[DIRECTION]
What is the number of lines in the data that hold the string "this"? Reply with that number only.

BEGIN

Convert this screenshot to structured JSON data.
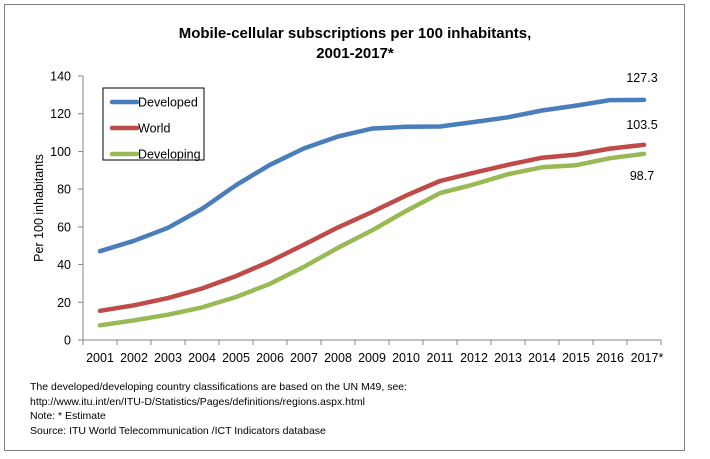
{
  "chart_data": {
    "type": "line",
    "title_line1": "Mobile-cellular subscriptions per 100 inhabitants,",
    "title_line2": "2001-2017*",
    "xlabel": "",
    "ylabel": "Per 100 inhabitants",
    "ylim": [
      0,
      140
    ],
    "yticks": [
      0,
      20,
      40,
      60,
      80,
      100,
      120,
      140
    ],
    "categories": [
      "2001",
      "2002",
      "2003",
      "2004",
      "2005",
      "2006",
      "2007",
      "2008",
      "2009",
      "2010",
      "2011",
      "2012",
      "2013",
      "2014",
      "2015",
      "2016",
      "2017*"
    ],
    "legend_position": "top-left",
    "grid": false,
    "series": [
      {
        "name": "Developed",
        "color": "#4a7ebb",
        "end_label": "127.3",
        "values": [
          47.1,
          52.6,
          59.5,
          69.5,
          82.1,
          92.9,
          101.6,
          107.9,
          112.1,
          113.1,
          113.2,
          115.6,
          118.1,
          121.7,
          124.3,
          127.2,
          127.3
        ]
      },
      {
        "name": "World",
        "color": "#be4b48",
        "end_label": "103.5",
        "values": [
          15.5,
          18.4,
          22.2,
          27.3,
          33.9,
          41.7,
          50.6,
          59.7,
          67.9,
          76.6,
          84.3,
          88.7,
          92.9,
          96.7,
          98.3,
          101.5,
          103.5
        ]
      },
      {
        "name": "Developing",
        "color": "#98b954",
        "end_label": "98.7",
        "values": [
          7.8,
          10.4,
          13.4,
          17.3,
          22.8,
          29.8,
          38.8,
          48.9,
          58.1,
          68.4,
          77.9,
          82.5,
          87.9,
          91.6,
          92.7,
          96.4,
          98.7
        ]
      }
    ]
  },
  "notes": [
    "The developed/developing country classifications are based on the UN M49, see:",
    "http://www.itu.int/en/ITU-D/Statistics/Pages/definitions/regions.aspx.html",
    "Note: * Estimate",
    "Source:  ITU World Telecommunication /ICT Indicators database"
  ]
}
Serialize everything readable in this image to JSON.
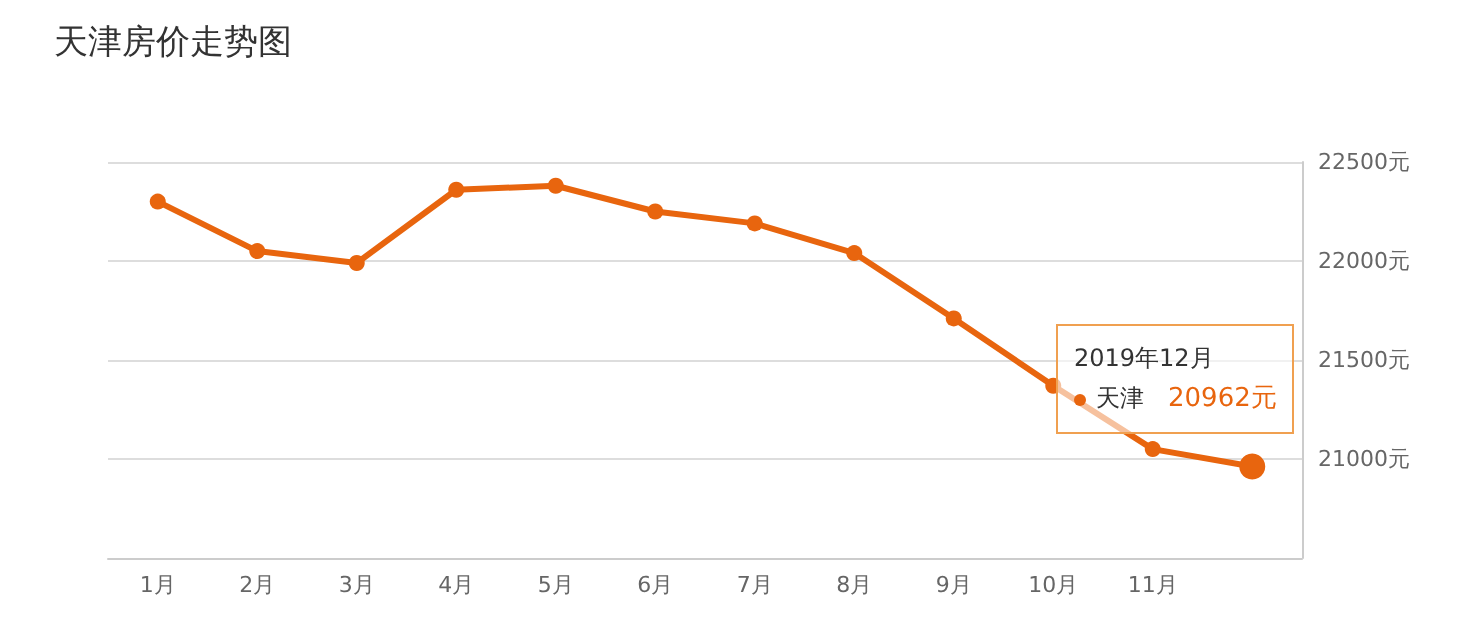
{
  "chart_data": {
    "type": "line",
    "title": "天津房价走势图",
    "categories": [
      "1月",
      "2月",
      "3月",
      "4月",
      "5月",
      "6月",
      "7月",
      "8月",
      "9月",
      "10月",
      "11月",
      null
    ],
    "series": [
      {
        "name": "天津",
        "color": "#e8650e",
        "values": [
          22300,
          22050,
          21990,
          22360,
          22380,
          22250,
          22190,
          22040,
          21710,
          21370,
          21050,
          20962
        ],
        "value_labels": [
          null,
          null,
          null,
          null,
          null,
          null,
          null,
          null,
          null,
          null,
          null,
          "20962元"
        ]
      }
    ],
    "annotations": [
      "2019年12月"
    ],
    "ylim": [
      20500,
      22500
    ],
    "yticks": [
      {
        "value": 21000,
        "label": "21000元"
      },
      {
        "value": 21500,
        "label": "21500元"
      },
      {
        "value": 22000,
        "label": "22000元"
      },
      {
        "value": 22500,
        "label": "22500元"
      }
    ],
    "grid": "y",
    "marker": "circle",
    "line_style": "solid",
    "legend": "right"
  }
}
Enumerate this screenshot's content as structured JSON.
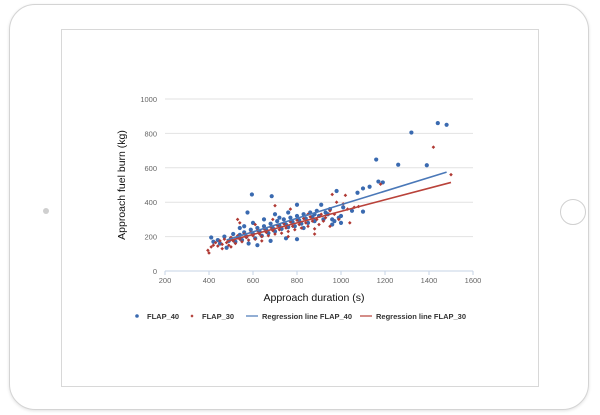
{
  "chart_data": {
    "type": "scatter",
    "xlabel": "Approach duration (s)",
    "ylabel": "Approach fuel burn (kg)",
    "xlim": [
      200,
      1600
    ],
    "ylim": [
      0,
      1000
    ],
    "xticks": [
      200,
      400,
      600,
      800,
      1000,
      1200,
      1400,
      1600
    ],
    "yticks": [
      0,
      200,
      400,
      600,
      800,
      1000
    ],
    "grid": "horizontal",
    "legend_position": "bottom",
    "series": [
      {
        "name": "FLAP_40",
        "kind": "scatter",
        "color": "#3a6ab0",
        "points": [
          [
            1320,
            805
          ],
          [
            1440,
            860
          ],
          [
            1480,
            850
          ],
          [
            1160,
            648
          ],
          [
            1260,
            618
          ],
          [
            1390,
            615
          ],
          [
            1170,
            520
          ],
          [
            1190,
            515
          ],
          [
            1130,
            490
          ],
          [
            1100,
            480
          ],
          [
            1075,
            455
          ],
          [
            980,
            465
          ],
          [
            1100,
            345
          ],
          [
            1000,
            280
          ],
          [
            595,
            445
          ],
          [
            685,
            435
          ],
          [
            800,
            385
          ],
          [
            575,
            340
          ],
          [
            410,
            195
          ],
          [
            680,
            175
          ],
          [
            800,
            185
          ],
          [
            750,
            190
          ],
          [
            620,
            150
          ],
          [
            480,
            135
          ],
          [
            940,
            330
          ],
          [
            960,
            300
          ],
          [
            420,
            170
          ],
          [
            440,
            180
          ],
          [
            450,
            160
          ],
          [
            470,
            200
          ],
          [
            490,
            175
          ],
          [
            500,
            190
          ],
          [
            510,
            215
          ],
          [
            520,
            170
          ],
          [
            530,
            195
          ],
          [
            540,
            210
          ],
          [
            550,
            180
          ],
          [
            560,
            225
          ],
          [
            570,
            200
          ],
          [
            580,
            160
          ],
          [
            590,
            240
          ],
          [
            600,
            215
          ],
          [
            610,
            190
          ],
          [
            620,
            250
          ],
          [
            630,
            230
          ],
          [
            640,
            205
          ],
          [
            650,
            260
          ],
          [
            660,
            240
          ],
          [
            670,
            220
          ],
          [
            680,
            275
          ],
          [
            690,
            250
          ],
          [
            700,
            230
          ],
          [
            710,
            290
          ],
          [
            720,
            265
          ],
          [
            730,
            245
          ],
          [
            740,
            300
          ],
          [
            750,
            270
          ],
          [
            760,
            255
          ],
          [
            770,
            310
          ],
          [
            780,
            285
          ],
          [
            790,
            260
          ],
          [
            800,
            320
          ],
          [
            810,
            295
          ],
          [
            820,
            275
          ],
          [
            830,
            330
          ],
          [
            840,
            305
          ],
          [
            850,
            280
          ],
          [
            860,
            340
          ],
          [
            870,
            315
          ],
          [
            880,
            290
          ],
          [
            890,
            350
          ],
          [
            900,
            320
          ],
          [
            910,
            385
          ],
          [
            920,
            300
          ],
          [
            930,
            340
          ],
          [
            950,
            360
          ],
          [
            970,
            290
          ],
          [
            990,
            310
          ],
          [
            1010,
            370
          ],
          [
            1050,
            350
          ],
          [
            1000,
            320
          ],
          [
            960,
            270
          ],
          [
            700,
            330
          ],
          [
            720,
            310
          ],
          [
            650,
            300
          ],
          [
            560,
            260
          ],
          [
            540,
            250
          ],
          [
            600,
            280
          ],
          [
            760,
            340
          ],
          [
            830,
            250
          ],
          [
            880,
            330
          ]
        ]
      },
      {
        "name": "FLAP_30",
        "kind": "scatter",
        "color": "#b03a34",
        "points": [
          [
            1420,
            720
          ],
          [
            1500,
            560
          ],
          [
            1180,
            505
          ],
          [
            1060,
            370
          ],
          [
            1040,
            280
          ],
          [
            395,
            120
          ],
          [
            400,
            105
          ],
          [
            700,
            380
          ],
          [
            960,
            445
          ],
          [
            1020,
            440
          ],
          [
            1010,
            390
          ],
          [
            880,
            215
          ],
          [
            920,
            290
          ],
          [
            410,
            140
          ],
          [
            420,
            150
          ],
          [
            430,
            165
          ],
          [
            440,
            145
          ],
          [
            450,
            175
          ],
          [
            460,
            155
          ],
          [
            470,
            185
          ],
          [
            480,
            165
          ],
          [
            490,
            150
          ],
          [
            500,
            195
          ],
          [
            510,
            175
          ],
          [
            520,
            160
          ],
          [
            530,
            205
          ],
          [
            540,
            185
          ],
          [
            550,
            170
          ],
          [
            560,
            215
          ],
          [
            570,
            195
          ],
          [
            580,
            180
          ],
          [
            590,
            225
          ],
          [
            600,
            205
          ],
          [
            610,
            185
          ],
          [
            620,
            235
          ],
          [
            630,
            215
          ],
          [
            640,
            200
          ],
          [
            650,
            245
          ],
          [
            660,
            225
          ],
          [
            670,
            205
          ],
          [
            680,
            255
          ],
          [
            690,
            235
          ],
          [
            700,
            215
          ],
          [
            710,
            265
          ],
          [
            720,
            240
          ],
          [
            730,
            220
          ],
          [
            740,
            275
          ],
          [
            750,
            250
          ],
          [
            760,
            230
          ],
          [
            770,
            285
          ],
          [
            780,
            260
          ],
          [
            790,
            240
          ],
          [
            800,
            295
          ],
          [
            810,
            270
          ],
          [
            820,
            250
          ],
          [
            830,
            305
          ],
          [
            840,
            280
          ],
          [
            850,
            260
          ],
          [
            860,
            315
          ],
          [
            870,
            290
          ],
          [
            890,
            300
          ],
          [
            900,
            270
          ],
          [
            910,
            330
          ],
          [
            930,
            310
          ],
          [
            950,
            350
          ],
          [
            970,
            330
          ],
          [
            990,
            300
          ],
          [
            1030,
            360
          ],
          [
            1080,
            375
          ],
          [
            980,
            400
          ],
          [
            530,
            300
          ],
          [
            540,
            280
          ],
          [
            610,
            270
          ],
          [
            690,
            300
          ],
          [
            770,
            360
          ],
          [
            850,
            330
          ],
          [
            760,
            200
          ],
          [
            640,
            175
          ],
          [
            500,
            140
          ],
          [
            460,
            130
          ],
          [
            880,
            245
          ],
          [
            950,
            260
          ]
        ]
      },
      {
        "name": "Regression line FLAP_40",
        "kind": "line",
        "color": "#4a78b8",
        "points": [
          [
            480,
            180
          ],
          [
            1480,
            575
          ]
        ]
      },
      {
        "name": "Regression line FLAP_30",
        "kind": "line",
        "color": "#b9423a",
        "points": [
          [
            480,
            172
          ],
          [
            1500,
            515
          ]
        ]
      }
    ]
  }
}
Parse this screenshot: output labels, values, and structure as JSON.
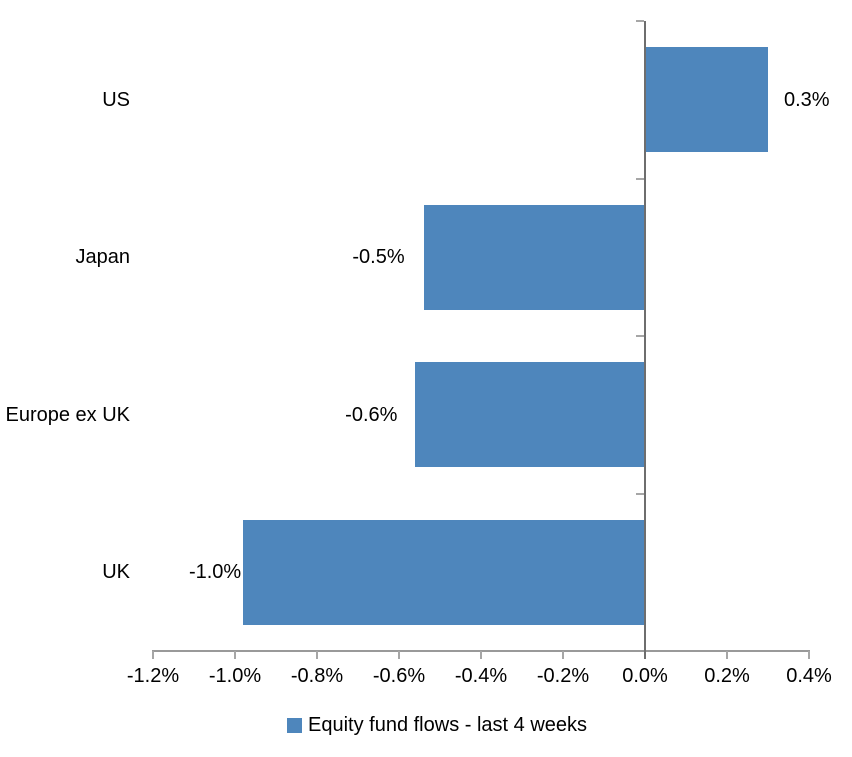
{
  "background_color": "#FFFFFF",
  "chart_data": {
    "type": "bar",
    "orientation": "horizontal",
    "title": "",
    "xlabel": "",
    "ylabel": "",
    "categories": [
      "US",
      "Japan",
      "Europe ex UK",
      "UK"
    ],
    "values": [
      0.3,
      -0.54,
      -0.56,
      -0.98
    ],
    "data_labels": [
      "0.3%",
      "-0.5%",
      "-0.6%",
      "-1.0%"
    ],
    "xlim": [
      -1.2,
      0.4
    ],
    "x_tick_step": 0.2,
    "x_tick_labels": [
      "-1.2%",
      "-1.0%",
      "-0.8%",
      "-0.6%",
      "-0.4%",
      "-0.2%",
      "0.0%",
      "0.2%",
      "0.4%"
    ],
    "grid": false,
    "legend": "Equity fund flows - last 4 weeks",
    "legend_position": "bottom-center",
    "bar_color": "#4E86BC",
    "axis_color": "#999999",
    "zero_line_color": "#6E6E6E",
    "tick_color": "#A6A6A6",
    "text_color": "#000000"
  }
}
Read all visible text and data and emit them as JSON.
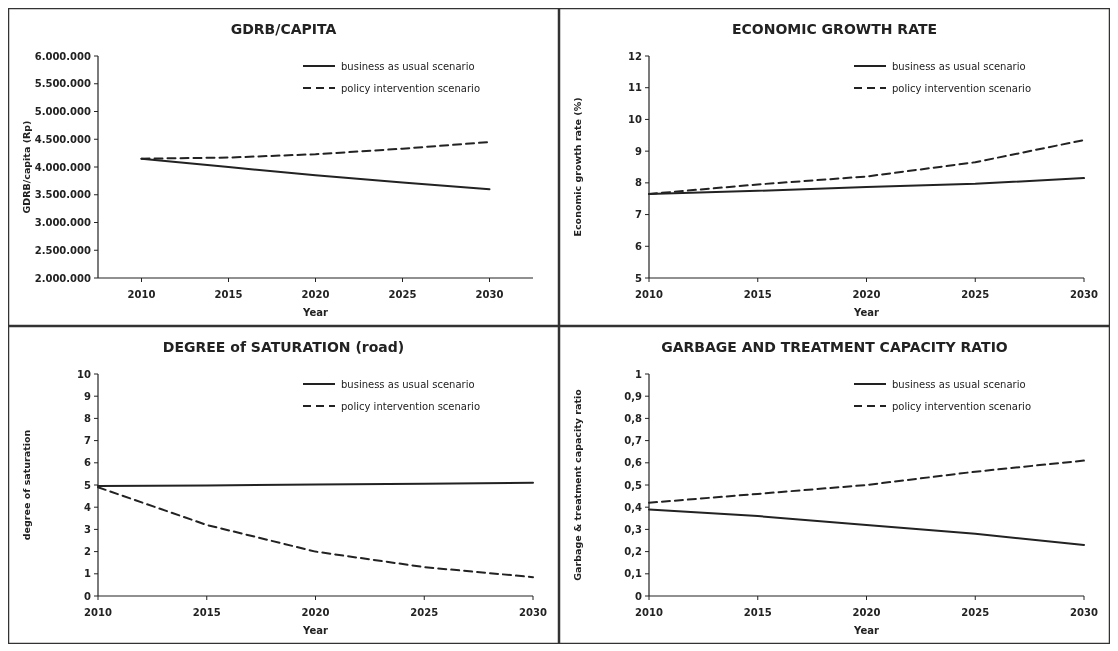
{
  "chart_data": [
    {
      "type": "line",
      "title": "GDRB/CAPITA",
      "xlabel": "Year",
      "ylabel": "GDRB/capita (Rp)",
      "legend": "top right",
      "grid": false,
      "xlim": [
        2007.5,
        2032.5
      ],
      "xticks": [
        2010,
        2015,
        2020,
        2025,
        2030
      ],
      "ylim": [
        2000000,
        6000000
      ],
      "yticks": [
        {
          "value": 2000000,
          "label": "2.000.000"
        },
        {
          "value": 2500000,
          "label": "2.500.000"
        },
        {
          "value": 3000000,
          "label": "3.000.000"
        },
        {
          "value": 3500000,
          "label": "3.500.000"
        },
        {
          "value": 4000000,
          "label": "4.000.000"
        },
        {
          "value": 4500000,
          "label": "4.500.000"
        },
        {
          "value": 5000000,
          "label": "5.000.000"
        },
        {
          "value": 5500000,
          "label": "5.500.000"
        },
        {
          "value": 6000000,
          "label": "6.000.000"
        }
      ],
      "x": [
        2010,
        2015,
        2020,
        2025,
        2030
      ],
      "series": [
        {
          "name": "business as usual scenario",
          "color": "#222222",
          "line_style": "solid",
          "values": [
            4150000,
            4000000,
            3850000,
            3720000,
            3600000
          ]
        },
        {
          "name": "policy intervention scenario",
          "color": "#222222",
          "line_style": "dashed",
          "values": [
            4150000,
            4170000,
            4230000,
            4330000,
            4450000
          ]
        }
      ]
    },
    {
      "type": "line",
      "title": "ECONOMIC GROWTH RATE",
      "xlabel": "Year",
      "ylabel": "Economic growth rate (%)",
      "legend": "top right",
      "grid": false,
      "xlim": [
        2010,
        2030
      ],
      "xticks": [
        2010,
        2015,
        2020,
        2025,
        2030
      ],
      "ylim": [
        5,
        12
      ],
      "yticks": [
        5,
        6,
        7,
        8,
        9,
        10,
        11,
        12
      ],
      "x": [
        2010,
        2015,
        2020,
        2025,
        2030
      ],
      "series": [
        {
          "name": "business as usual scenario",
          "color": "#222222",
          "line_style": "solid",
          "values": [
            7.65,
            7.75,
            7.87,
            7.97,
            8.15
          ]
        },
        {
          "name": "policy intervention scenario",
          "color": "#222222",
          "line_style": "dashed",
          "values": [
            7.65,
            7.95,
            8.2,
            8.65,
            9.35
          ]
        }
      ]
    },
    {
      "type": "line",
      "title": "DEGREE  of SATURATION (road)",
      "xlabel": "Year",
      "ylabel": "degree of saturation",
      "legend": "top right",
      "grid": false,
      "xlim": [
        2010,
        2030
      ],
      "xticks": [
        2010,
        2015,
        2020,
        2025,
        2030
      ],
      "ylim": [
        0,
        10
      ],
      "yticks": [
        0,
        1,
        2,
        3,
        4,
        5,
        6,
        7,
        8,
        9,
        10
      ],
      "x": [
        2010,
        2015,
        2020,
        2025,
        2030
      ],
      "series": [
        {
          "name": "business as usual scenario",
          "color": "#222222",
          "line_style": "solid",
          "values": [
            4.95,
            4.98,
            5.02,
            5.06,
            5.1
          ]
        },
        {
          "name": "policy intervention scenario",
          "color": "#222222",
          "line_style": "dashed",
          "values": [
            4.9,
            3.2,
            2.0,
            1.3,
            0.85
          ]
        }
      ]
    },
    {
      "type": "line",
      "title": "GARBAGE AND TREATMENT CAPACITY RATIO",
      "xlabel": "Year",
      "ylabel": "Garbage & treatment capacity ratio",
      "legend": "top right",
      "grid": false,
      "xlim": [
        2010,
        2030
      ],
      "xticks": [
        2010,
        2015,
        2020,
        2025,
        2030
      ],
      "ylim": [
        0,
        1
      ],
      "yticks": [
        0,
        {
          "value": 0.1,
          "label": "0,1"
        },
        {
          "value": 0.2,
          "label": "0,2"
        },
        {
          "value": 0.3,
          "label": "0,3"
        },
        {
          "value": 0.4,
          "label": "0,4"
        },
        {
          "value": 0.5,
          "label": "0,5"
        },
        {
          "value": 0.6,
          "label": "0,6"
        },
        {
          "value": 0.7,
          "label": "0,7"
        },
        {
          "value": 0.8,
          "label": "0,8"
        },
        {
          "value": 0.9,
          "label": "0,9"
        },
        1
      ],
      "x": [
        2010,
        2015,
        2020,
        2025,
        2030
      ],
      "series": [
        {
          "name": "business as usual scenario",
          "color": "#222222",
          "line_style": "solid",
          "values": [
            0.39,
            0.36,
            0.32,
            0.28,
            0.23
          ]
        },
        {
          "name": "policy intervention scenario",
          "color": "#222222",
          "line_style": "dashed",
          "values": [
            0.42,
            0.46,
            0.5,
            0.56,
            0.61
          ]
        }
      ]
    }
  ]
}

END

[RESPONSE]
4